Record list>

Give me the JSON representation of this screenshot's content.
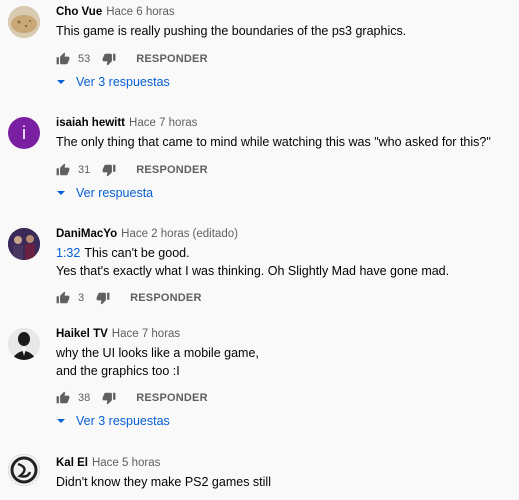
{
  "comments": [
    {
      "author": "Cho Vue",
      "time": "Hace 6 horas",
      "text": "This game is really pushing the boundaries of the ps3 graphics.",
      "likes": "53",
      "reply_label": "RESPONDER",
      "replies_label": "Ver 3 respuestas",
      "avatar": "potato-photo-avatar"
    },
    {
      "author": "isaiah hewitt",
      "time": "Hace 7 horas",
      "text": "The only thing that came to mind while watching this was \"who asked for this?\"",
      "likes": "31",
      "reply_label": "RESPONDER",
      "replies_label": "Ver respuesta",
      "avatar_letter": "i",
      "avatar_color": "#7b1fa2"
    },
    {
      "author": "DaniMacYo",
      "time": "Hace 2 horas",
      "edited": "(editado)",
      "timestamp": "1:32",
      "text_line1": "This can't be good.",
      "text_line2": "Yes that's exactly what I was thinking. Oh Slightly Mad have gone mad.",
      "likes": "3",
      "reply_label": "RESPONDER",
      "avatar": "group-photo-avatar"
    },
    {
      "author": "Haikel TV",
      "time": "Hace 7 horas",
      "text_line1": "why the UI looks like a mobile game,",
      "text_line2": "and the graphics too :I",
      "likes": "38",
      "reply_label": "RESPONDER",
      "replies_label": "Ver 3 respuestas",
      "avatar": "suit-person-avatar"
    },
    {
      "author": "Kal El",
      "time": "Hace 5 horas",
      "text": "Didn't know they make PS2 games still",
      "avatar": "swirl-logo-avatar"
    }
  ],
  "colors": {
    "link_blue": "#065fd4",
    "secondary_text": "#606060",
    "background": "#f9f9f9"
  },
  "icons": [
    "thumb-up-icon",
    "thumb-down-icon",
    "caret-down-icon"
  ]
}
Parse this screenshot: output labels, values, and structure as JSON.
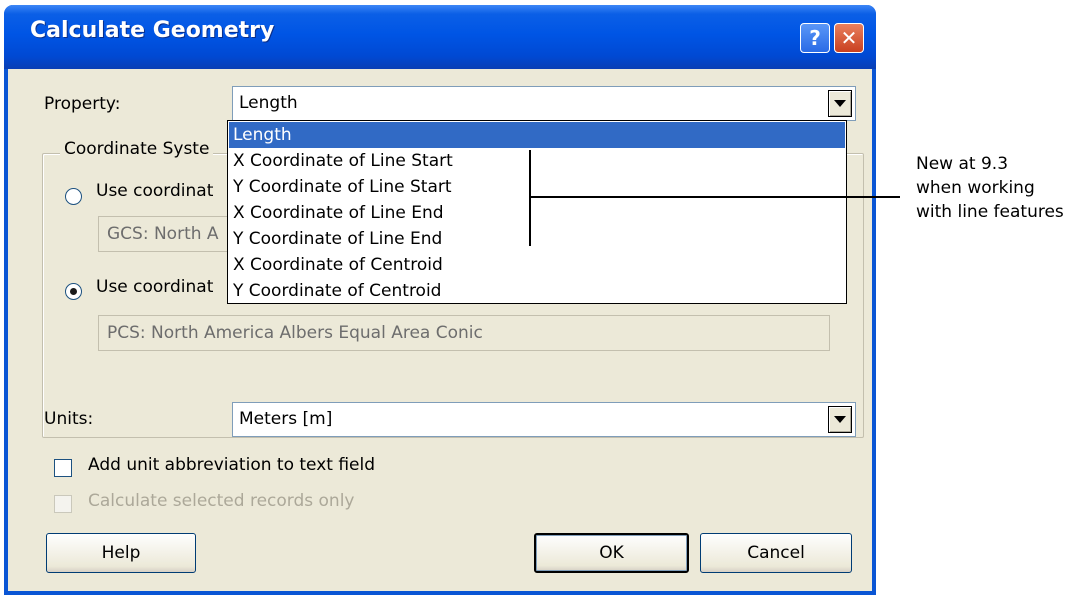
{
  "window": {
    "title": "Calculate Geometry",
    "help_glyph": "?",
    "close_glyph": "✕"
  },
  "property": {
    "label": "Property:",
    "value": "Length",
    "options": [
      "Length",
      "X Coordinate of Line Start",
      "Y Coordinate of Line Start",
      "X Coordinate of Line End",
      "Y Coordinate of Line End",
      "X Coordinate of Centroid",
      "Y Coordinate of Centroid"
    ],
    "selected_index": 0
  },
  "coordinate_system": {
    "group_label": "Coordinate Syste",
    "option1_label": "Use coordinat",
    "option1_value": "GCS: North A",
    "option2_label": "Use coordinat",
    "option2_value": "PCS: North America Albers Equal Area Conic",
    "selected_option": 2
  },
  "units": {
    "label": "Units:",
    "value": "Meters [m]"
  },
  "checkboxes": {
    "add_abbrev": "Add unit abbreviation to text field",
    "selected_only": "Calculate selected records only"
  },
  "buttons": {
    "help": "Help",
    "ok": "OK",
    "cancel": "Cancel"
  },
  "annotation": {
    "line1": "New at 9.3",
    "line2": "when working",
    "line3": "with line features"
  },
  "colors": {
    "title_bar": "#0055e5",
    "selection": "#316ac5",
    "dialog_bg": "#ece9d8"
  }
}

* * *

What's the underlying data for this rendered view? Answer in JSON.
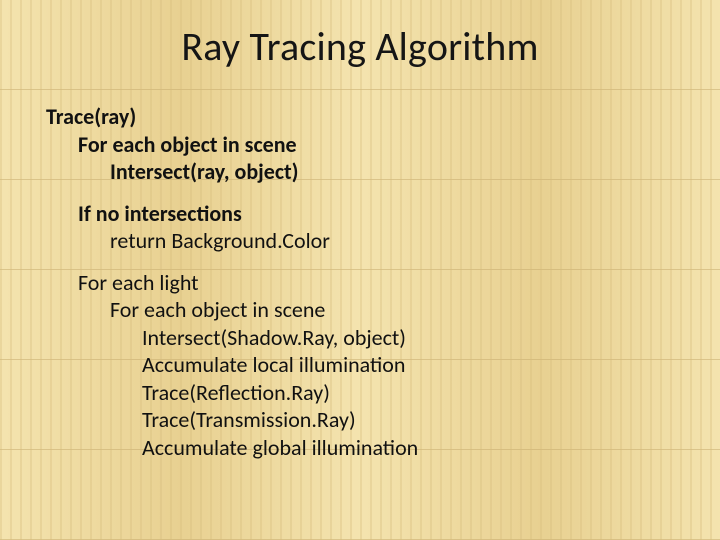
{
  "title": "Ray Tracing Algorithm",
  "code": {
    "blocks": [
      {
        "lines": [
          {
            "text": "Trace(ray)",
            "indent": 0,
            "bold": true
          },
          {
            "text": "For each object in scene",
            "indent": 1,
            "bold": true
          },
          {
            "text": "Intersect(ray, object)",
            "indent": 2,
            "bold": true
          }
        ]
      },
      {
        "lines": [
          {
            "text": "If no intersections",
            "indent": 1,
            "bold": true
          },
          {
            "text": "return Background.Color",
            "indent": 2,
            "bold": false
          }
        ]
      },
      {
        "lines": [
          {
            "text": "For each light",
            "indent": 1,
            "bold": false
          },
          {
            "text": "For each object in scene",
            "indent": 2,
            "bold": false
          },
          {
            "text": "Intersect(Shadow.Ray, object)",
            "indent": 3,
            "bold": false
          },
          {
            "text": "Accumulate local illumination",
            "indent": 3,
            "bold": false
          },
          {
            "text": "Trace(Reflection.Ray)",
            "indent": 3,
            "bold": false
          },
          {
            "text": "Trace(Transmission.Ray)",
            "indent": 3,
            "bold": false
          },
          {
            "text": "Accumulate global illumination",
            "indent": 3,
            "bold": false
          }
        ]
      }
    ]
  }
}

Exercise directions>
Where a line in the material above holds "screenshot", copy that line.

Solved exercise>
Give me the JSON representation of this screenshot's content.
Parse this screenshot: output labels, values, and structure as JSON.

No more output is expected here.